Identify each line holding the string "mengenal" and copy it.
▼
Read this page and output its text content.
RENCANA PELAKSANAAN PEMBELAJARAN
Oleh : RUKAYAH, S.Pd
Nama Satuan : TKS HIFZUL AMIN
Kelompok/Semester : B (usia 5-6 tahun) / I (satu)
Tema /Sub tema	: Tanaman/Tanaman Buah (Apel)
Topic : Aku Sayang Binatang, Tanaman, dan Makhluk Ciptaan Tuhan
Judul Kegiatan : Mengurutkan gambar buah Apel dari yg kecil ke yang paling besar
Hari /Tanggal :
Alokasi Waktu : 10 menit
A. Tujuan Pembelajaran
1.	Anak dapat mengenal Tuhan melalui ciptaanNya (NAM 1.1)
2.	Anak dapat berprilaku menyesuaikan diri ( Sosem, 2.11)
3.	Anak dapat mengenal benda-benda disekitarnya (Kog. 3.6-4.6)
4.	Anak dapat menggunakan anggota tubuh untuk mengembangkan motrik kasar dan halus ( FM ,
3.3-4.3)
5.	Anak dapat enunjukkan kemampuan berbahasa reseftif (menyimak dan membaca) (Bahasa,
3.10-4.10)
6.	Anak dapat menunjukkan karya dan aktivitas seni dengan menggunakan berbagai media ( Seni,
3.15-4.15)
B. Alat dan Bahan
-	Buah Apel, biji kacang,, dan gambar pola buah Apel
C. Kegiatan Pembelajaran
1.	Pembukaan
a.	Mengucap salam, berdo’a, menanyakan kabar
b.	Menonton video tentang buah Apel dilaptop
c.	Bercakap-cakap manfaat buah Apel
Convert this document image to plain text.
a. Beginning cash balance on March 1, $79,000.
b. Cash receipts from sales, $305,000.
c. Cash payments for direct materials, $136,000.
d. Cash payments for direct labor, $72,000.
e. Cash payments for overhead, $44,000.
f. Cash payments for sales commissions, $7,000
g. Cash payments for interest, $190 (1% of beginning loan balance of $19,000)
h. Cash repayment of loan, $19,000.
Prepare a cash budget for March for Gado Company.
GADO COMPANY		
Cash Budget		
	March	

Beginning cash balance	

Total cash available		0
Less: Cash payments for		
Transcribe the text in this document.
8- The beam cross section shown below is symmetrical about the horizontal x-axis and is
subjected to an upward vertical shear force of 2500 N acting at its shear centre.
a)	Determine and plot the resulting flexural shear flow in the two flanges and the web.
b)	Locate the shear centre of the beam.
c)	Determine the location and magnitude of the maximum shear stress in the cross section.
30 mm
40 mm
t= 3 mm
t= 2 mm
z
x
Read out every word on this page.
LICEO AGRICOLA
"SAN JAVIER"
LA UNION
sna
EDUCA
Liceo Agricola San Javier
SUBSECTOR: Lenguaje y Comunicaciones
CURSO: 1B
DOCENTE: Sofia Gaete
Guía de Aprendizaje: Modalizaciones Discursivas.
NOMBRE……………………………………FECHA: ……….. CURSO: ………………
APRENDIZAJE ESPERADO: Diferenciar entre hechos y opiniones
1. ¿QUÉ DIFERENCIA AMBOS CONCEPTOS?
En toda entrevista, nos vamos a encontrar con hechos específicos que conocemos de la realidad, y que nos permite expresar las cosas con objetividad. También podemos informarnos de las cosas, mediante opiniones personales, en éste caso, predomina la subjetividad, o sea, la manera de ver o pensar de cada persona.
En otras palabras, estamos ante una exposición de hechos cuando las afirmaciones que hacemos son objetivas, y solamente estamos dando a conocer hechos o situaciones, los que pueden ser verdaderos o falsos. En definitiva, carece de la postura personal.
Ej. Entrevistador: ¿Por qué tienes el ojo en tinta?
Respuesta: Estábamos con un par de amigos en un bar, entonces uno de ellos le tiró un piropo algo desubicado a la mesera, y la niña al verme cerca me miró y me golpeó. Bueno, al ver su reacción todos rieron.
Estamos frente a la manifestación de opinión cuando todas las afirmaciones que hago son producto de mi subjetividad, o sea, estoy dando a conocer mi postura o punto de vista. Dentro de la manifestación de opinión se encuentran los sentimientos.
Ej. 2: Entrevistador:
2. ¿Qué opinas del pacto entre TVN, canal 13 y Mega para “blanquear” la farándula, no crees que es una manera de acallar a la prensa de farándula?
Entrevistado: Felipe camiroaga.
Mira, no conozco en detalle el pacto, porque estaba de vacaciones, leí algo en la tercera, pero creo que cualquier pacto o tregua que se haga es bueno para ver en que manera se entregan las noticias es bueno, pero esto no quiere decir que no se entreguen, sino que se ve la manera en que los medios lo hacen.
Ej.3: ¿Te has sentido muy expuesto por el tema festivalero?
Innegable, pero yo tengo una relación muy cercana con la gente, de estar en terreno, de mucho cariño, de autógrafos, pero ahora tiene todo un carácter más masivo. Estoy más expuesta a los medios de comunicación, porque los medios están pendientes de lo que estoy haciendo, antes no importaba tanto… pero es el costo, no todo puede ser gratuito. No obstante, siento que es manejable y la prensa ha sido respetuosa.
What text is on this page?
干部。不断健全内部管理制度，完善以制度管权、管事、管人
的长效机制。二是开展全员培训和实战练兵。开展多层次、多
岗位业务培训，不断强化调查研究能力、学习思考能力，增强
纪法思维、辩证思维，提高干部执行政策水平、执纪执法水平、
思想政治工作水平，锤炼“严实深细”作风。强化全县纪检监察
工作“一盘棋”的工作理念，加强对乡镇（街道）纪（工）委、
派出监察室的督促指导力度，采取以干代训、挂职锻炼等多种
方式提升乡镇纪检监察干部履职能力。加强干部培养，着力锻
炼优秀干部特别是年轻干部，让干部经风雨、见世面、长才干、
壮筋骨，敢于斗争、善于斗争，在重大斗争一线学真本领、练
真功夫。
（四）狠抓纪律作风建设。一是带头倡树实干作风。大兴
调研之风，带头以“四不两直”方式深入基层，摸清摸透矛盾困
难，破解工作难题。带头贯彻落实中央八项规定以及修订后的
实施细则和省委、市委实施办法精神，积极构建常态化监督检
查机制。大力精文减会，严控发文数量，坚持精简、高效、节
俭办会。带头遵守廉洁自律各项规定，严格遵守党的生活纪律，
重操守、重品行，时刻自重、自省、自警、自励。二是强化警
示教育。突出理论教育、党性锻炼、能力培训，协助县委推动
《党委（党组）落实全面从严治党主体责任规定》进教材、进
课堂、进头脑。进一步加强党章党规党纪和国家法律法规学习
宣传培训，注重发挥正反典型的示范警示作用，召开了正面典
▲
§ Result for this exercise:
1.	Anak dapat mengenal Tuhan melalui ciptaanNya (NAM 1.1)
3.	Anak dapat mengenal benda-benda disekitarnya (Kog. 3.6-4.6)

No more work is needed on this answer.